# [Data excerpts]
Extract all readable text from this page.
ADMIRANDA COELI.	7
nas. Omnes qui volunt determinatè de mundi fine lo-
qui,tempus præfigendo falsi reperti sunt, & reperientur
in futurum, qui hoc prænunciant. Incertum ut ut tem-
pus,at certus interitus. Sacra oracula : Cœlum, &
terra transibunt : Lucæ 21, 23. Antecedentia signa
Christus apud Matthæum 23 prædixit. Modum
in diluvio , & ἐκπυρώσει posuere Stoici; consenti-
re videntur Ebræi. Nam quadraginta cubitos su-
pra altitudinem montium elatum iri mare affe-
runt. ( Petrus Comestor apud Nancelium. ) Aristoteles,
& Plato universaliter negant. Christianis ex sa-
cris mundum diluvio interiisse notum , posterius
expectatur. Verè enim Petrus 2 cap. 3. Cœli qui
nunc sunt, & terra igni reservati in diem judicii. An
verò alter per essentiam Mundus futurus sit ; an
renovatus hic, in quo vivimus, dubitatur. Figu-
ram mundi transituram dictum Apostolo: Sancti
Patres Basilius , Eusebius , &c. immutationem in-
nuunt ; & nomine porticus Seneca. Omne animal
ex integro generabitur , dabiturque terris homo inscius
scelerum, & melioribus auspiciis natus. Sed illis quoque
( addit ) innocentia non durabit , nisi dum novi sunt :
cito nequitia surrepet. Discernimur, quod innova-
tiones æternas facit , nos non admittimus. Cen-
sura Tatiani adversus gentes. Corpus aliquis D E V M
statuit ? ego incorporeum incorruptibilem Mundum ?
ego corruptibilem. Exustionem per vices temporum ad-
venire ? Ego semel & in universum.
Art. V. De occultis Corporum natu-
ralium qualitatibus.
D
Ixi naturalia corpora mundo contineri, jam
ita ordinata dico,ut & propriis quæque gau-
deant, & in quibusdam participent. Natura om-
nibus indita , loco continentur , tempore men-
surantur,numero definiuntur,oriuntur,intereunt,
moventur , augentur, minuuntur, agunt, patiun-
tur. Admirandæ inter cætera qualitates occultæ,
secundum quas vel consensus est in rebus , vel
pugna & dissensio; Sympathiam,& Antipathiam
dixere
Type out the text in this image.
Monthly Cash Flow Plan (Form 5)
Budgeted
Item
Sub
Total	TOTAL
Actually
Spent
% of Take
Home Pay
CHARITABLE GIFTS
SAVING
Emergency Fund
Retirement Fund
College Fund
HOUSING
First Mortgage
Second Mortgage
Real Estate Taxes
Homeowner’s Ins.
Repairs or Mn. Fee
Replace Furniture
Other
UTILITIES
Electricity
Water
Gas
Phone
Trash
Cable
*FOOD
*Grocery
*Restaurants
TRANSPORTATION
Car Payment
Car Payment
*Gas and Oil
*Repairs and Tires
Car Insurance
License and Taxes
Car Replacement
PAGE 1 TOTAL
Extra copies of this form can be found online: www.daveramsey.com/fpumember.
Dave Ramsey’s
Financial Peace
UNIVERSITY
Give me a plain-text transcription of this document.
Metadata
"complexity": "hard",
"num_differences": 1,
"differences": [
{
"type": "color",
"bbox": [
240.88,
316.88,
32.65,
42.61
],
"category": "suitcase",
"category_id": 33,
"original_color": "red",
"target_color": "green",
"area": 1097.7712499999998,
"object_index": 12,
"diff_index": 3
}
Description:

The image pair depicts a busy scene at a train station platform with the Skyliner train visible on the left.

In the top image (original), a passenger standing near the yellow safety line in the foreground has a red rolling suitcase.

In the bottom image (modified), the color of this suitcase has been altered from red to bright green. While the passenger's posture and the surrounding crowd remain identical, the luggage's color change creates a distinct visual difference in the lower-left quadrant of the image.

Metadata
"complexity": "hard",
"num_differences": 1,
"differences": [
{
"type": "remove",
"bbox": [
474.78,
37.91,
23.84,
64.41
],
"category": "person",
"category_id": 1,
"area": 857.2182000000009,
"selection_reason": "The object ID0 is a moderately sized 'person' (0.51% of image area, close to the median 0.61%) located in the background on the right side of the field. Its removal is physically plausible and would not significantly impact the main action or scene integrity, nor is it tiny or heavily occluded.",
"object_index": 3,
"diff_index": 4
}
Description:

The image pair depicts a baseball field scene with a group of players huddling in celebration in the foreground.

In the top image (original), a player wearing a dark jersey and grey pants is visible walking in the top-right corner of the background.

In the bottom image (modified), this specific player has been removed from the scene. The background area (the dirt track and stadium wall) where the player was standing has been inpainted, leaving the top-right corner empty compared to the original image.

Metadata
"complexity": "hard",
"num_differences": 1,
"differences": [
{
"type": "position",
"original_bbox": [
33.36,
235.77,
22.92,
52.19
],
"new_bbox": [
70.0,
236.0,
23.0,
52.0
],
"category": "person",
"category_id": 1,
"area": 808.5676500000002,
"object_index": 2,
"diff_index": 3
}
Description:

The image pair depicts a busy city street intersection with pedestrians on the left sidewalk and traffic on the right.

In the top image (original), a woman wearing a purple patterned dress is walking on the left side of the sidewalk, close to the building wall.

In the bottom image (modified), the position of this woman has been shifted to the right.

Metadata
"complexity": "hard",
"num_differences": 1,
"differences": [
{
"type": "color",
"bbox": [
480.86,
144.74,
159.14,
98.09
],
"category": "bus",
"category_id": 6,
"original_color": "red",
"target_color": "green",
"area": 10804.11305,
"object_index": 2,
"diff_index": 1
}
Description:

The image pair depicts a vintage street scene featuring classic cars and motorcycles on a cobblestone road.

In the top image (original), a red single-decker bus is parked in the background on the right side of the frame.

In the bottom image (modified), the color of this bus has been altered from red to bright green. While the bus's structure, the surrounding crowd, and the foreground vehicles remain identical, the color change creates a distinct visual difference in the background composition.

# [AIM]
Copy all the lines above that hold the string "apud".

# [WRITTEN SOLUTION]
Christus apud Matthæum 23 prædixit. Modum
runt. ( Petrus Comestor apud Nancelium. ) Aristoteles,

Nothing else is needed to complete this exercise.